__Exercise aim__
Look through the data below. Pick out the lines holding the string "having".

## Start Dataset

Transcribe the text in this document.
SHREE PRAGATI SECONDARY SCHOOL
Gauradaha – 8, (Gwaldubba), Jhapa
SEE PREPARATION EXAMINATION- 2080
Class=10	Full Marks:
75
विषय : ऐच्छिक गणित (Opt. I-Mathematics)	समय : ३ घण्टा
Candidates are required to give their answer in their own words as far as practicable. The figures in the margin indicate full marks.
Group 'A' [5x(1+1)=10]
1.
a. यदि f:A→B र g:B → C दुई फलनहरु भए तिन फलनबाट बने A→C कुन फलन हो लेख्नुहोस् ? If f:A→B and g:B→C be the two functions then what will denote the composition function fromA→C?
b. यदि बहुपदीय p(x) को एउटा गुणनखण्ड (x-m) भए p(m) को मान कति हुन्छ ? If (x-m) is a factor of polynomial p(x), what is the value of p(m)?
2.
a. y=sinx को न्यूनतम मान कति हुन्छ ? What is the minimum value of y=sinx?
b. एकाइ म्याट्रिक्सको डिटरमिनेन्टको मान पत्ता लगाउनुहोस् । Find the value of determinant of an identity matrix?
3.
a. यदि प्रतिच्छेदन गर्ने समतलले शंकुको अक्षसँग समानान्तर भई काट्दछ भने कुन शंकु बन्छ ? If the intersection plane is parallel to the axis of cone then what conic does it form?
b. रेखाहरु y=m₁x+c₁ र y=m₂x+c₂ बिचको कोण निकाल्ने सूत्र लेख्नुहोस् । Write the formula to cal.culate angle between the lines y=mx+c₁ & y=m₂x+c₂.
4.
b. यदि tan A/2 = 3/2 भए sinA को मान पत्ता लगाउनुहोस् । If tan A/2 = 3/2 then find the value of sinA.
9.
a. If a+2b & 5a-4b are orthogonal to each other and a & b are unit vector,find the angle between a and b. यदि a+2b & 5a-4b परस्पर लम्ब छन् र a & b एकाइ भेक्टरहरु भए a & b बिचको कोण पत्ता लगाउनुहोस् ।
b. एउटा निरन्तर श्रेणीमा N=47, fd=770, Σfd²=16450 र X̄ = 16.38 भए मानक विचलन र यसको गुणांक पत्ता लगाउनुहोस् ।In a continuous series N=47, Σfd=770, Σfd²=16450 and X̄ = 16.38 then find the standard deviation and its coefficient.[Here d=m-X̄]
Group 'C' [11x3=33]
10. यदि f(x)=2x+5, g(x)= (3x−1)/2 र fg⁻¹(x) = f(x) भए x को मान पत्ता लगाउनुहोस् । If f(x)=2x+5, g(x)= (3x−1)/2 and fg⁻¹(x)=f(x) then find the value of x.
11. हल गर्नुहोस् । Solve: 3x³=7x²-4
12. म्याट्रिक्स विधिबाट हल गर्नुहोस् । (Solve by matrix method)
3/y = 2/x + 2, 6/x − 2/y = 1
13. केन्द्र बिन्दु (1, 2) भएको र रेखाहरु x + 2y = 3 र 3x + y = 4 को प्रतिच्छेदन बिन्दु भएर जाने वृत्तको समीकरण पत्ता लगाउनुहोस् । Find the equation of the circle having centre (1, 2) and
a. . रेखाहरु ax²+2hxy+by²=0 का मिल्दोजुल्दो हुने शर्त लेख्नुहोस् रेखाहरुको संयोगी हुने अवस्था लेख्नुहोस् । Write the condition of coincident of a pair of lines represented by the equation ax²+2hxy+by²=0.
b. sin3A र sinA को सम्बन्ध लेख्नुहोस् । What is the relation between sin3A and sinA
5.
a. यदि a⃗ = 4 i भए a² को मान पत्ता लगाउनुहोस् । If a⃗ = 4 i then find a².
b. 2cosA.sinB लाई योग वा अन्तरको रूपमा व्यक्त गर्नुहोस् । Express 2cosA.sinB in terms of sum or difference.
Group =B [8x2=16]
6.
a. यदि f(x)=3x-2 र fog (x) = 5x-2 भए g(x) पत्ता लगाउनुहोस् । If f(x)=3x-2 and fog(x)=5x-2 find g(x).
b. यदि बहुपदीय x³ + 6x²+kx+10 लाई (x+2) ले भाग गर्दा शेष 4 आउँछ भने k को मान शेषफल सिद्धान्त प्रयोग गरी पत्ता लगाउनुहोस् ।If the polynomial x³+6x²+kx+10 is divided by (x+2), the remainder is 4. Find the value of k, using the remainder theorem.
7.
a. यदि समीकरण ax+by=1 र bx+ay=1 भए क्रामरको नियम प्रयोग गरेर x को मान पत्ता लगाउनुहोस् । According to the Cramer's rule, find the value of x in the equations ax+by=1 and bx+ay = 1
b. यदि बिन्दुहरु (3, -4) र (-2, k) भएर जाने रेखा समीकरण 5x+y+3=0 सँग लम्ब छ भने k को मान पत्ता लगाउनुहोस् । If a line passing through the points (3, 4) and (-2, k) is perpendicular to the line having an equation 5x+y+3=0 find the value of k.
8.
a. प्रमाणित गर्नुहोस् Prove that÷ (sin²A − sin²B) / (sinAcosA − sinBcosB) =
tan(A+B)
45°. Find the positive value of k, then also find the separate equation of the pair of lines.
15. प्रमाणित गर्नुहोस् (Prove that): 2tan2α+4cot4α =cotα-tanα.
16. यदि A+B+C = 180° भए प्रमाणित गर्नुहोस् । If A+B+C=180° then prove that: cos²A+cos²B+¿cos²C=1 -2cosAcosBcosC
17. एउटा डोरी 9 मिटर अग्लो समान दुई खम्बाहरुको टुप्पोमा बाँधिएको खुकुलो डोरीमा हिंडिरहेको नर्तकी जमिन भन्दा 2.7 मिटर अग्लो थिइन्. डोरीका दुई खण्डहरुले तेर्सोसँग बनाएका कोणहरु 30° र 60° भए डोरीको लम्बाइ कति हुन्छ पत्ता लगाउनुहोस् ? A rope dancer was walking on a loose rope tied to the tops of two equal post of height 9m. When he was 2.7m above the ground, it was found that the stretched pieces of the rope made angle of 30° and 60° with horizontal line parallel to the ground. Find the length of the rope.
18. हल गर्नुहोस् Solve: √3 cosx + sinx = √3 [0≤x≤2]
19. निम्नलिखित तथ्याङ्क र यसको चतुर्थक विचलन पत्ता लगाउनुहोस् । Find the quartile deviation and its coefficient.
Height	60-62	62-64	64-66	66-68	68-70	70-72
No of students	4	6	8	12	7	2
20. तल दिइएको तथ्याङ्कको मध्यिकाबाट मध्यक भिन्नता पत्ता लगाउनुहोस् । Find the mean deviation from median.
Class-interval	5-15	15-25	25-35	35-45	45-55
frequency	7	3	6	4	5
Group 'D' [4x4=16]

## End Dataset

__Solution to this task__
13. केन्द्र बिन्दु (1, 2) भएको र रेखाहरु x + 2y = 3 र 3x + y = 4 को प्रतिच्छेदन बिन्दु भएर जाने वृत्तको समीकरण पत्ता लगाउनुहोस् । Find the equation of the circle having centre (1, 2) and
b. यदि बिन्दुहरु (3, -4) र (-2, k) भएर जाने रेखा समीकरण 5x+y+3=0 सँग लम्ब छ भने k को मान पत्ता लगाउनुहोस् । If a line passing through the points (3, 4) and (-2, k) is perpendicular to the line having an equation 5x+y+3=0 find the value of k.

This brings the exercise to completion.